> TASK
Extract the entries in their exact form.

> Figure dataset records

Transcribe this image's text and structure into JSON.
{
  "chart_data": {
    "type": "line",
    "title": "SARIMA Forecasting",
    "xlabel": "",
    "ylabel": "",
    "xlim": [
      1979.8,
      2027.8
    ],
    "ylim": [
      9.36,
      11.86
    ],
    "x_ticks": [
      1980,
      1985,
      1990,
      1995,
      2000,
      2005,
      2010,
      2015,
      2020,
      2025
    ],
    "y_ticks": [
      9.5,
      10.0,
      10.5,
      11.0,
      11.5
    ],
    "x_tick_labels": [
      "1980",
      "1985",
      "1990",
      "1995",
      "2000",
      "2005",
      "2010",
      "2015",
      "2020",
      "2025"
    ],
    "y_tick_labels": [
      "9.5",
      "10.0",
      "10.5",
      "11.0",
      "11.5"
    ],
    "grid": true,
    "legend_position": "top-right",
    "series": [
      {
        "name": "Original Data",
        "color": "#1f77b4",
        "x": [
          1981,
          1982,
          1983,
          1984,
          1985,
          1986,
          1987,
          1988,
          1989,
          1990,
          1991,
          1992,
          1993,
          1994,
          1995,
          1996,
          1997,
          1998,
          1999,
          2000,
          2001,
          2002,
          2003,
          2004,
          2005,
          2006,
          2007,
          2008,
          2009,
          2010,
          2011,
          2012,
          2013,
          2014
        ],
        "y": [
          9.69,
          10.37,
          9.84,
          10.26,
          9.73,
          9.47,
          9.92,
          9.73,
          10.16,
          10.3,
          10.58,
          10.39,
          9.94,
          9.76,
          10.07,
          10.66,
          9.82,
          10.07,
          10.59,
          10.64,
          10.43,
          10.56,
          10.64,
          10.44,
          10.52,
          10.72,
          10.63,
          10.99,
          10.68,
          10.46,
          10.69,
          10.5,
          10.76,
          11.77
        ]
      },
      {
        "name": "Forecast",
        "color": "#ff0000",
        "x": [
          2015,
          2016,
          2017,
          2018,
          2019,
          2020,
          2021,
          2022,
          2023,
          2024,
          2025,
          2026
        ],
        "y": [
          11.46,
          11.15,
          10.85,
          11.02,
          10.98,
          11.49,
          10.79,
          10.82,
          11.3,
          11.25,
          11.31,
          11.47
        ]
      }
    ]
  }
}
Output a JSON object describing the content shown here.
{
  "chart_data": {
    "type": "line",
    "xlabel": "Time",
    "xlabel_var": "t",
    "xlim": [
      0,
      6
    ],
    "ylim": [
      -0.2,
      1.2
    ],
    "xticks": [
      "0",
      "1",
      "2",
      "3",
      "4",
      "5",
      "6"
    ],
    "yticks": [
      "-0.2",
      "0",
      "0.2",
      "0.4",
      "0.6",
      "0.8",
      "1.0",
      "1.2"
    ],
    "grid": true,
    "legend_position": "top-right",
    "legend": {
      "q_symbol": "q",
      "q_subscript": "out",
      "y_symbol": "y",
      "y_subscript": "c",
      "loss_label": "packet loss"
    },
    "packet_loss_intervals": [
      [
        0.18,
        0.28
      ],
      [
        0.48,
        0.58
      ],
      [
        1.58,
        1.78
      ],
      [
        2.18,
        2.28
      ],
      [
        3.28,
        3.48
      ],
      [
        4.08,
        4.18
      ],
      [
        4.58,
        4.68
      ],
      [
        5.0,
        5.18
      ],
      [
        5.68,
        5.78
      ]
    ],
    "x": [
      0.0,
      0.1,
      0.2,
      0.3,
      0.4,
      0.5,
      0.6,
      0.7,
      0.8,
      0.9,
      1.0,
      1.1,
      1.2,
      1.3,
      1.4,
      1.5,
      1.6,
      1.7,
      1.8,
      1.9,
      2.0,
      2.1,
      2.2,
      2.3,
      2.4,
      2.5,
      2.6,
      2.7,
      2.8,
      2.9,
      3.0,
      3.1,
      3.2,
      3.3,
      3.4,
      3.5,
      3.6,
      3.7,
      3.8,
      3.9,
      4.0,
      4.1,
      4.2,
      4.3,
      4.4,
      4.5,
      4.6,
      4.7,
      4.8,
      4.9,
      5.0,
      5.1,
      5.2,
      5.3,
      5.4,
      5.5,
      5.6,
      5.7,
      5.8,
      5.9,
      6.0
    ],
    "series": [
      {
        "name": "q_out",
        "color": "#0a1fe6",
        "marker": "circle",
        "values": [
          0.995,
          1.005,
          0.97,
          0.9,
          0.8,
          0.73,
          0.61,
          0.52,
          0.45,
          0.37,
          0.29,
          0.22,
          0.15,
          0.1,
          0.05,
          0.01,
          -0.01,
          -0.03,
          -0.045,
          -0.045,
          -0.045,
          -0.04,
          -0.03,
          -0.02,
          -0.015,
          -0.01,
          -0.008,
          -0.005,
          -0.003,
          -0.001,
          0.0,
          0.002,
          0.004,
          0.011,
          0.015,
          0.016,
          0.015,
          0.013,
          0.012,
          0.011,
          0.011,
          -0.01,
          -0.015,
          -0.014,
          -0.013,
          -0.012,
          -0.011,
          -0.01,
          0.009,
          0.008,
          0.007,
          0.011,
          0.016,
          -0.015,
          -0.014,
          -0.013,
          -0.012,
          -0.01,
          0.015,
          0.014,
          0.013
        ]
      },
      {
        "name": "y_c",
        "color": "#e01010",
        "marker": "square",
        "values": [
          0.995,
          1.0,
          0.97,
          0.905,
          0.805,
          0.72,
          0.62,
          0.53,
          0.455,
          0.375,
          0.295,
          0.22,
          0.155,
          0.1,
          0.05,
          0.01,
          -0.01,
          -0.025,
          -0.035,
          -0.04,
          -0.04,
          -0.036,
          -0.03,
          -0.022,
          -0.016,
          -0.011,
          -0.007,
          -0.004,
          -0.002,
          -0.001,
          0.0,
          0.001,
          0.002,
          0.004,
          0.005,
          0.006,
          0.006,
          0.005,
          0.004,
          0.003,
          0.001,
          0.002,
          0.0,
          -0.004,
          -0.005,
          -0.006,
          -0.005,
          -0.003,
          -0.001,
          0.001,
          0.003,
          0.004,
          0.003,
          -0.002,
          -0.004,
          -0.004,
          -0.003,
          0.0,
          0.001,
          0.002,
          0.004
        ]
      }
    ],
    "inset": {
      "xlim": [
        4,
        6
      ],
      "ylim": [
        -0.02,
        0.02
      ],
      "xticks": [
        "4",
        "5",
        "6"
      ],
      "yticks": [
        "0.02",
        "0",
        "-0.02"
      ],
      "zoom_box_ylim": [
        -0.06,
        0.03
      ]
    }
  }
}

> RESPONSE BELOW
Transcribe this image's text and structure into JSON.
{
  "chart_data": {
    "type": "line",
    "title": "SARIMA Forecasting",
    "xlabel": "",
    "ylabel": "",
    "xlim": [
      1979.8,
      2027.8
    ],
    "ylim": [
      9.36,
      11.86
    ],
    "x_ticks": [
      1980,
      1985,
      1990,
      1995,
      2000,
      2005,
      2010,
      2015,
      2020,
      2025
    ],
    "y_ticks": [
      9.5,
      10.0,
      10.5,
      11.0,
      11.5
    ],
    "x_tick_labels": [
      "1980",
      "1985",
      "1990",
      "1995",
      "2000",
      "2005",
      "2010",
      "2015",
      "2020",
      "2025"
    ],
    "y_tick_labels": [
      "9.5",
      "10.0",
      "10.5",
      "11.0",
      "11.5"
    ],
    "grid": true,
    "legend_position": "top-right",
    "series": [
      {
        "name": "Original Data",
        "color": "#1f77b4",
        "x": [
          1981,
          1982,
          1983,
          1984,
          1985,
          1986,
          1987,
          1988,
          1989,
          1990,
          1991,
          1992,
          1993,
          1994,
          1995,
          1996,
          1997,
          1998,
          1999,
          2000,
          2001,
          2002,
          2003,
          2004,
          2005,
          2006,
          2007,
          2008,
          2009,
          2010,
          2011,
          2012,
          2013,
          2014
        ],
        "y": [
          9.69,
          10.37,
          9.84,
          10.26,
          9.73,
          9.47,
          9.92,
          9.73,
          10.16,
          10.3,
          10.58,
          10.39,
          9.94,
          9.76,
          10.07,
          10.66,
          9.82,
          10.07,
          10.59,
          10.64,
          10.43,
          10.56,
          10.64,
          10.44,
          10.52,
          10.72,
          10.63,
          10.99,
          10.68,
          10.46,
          10.69,
          10.5,
          10.76,
          11.77
        ]
      },
      {
        "name": "Forecast",
        "color": "#ff0000",
        "x": [
          2015,
          2016,
          2017,
          2018,
          2019,
          2020,
          2021,
          2022,
          2023,
          2024,
          2025,
          2026
        ],
        "y": [
          11.46,
          11.15,
          10.85,
          11.02,
          10.98,
          11.49,
          10.79,
          10.82,
          11.3,
          11.25,
          11.31,
          11.47
        ]
      }
    ]
  }
}
Output a JSON object describing the content shown here.
{
  "chart_data": {
    "type": "line",
    "xlabel": "Time",
    "xlabel_var": "t",
    "xlim": [
      0,
      6
    ],
    "ylim": [
      -0.2,
      1.2
    ],
    "xticks": [
      "0",
      "1",
      "2",
      "3",
      "4",
      "5",
      "6"
    ],
    "yticks": [
      "-0.2",
      "0",
      "0.2",
      "0.4",
      "0.6",
      "0.8",
      "1.0",
      "1.2"
    ],
    "grid": true,
    "legend_position": "top-right",
    "legend": {
      "q_symbol": "q",
      "q_subscript": "out",
      "y_symbol": "y",
      "y_subscript": "c",
      "loss_label": "packet loss"
    },
    "packet_loss_intervals": [
      [
        0.18,
        0.28
      ],
      [
        0.48,
        0.58
      ],
      [
        1.58,
        1.78
      ],
      [
        2.18,
        2.28
      ],
      [
        3.28,
        3.48
      ],
      [
        4.08,
        4.18
      ],
      [
        4.58,
        4.68
      ],
      [
        5.0,
        5.18
      ],
      [
        5.68,
        5.78
      ]
    ],
    "x": [
      0.0,
      0.1,
      0.2,
      0.3,
      0.4,
      0.5,
      0.6,
      0.7,
      0.8,
      0.9,
      1.0,
      1.1,
      1.2,
      1.3,
      1.4,
      1.5,
      1.6,
      1.7,
      1.8,
      1.9,
      2.0,
      2.1,
      2.2,
      2.3,
      2.4,
      2.5,
      2.6,
      2.7,
      2.8,
      2.9,
      3.0,
      3.1,
      3.2,
      3.3,
      3.4,
      3.5,
      3.6,
      3.7,
      3.8,
      3.9,
      4.0,
      4.1,
      4.2,
      4.3,
      4.4,
      4.5,
      4.6,
      4.7,
      4.8,
      4.9,
      5.0,
      5.1,
      5.2,
      5.3,
      5.4,
      5.5,
      5.6,
      5.7,
      5.8,
      5.9,
      6.0
    ],
    "series": [
      {
        "name": "q_out",
        "color": "#0a1fe6",
        "marker": "circle",
        "values": [
          0.995,
          1.005,
          0.97,
          0.9,
          0.8,
          0.73,
          0.61,
          0.52,
          0.45,
          0.37,
          0.29,
          0.22,
          0.15,
          0.1,
          0.05,
          0.01,
          -0.01,
          -0.03,
          -0.045,
          -0.045,
          -0.045,
          -0.04,
          -0.03,
          -0.02,
          -0.015,
          -0.01,
          -0.008,
          -0.005,
          -0.003,
          -0.001,
          0.0,
          0.002,
          0.004,
          0.011,
          0.015,
          0.016,
          0.015,
          0.013,
          0.012,
          0.011,
          0.011,
          -0.01,
          -0.015,
          -0.014,
          -0.013,
          -0.012,
          -0.011,
          -0.01,
          0.009,
          0.008,
          0.007,
          0.011,
          0.016,
          -0.015,
          -0.014,
          -0.013,
          -0.012,
          -0.01,
          0.015,
          0.014,
          0.013
        ]
      },
      {
        "name": "y_c",
        "color": "#e01010",
        "marker": "square",
        "values": [
          0.995,
          1.0,
          0.97,
          0.905,
          0.805,
          0.72,
          0.62,
          0.53,
          0.455,
          0.375,
          0.295,
          0.22,
          0.155,
          0.1,
          0.05,
          0.01,
          -0.01,
          -0.025,
          -0.035,
          -0.04,
          -0.04,
          -0.036,
          -0.03,
          -0.022,
          -0.016,
          -0.011,
          -0.007,
          -0.004,
          -0.002,
          -0.001,
          0.0,
          0.001,
          0.002,
          0.004,
          0.005,
          0.006,
          0.006,
          0.005,
          0.004,
          0.003,
          0.001,
          0.002,
          0.0,
          -0.004,
          -0.005,
          -0.006,
          -0.005,
          -0.003,
          -0.001,
          0.001,
          0.003,
          0.004,
          0.003,
          -0.002,
          -0.004,
          -0.004,
          -0.003,
          0.0,
          0.001,
          0.002,
          0.004
        ]
      }
    ],
    "inset": {
      "xlim": [
        4,
        6
      ],
      "ylim": [
        -0.02,
        0.02
      ],
      "xticks": [
        "4",
        "5",
        "6"
      ],
      "yticks": [
        "0.02",
        "0",
        "-0.02"
      ],
      "zoom_box_ylim": [
        -0.06,
        0.03
      ]
    }
  }
}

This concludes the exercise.